━━━━━ Provided material
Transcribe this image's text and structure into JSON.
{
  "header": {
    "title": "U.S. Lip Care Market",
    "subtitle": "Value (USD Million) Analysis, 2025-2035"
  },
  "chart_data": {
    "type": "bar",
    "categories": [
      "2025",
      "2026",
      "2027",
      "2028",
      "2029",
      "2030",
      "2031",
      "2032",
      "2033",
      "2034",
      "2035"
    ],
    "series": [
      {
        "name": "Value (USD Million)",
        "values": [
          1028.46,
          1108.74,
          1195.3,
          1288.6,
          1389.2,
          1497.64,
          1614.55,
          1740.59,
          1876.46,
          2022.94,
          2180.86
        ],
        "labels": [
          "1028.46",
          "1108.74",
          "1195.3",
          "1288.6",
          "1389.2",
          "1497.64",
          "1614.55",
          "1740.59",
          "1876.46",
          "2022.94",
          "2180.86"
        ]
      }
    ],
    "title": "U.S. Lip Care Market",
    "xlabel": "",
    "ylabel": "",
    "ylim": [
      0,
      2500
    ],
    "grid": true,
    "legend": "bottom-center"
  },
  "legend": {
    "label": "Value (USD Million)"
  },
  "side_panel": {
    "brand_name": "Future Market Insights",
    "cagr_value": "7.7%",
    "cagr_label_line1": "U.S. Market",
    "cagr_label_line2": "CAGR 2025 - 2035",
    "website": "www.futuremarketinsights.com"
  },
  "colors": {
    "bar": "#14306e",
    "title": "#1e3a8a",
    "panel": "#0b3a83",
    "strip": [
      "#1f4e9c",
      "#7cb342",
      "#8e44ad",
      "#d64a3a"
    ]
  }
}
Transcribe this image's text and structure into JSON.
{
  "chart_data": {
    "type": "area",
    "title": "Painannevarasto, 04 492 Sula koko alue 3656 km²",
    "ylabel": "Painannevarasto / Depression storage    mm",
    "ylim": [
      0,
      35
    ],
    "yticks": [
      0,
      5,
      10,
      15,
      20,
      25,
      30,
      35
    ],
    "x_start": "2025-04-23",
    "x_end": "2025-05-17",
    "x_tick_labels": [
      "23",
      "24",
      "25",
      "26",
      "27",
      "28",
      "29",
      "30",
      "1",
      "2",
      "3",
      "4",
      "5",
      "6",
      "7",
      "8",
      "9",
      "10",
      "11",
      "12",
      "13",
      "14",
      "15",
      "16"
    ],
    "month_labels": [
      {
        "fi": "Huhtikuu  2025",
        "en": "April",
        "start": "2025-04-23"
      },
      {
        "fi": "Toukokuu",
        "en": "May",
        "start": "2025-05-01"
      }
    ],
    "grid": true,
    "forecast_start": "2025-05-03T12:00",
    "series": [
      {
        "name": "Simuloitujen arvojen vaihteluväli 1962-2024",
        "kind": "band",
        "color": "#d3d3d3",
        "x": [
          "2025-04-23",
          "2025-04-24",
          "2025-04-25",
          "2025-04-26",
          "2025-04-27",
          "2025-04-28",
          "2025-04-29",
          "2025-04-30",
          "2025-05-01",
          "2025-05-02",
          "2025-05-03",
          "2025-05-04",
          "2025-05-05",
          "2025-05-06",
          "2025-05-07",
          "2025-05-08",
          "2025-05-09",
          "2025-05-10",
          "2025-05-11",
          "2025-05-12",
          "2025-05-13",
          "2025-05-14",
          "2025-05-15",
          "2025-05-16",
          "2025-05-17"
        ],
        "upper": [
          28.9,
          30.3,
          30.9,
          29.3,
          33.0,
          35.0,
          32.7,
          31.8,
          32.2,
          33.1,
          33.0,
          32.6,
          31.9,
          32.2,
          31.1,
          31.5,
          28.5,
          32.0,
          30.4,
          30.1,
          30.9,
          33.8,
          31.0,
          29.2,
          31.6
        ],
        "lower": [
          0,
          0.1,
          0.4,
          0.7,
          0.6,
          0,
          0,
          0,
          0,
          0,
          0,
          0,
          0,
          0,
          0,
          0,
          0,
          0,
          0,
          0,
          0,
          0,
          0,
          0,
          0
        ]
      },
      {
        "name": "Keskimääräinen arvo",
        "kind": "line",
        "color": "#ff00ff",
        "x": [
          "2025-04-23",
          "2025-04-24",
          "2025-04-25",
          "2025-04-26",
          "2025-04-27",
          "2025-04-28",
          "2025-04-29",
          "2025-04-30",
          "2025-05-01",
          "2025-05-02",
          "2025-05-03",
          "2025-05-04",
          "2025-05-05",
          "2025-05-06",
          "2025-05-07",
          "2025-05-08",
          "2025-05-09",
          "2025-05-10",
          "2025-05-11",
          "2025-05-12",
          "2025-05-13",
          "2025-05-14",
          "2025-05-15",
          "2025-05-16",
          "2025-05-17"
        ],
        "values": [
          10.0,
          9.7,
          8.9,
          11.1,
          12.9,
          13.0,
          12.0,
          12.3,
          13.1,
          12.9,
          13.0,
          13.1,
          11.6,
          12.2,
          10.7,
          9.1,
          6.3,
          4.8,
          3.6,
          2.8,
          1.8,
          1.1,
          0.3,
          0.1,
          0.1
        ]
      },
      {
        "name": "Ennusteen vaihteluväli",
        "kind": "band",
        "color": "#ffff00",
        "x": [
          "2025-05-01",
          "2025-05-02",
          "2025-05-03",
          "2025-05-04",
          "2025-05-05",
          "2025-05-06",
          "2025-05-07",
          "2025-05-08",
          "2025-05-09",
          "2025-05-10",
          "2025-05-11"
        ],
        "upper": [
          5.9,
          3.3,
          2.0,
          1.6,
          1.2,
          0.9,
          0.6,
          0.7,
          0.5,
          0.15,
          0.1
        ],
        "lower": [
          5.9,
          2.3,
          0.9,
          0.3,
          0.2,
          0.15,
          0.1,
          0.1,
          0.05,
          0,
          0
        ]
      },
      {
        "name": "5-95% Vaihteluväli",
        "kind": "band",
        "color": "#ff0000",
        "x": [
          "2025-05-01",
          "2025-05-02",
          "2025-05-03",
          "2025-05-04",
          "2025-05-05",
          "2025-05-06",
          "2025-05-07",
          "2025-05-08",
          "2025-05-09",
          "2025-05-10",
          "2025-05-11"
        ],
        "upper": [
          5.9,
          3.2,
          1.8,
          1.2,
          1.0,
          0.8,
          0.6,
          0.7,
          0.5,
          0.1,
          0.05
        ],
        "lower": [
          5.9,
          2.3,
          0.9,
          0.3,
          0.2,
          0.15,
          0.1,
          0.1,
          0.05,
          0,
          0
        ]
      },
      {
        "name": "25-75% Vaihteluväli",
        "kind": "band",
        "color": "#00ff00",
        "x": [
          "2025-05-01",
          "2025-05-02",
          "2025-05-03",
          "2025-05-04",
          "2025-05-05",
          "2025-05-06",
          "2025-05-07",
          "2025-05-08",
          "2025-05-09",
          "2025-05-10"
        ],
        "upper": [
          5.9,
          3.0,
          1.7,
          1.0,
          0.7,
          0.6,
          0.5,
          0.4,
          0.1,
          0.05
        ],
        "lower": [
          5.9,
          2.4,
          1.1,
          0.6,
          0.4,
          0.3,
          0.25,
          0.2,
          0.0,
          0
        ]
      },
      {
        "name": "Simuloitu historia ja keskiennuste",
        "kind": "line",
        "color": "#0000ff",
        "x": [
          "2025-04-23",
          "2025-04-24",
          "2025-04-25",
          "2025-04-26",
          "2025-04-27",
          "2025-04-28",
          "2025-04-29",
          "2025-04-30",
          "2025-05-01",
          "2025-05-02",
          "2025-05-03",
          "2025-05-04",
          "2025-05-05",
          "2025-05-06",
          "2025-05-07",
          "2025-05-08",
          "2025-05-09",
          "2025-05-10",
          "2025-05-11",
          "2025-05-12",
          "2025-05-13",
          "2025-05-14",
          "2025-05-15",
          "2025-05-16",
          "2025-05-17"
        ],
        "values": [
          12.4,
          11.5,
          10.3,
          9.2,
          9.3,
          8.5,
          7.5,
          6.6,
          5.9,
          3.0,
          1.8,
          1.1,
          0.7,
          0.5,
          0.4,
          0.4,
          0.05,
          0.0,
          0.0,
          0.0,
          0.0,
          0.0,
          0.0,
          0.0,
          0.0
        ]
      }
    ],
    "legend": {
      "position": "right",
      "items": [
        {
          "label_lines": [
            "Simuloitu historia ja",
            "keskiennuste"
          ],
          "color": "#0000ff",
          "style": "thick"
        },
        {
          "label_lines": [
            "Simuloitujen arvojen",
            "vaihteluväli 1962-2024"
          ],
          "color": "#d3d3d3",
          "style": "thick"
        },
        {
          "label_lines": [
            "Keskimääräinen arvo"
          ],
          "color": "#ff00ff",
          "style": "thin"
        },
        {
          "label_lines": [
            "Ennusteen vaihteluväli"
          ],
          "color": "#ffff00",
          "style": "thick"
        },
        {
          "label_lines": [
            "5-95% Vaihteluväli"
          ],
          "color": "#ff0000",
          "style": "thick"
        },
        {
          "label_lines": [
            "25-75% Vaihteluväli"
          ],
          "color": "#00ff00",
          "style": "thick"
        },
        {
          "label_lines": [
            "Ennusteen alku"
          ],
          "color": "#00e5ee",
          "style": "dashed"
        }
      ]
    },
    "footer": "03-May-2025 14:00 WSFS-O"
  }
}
━━━━━━━━━━
List all lines above in which the string "Ennusteen" appears.

        "name": "Ennusteen vaihteluväli",
            "Ennusteen vaihteluväli"
            "Ennusteen alku"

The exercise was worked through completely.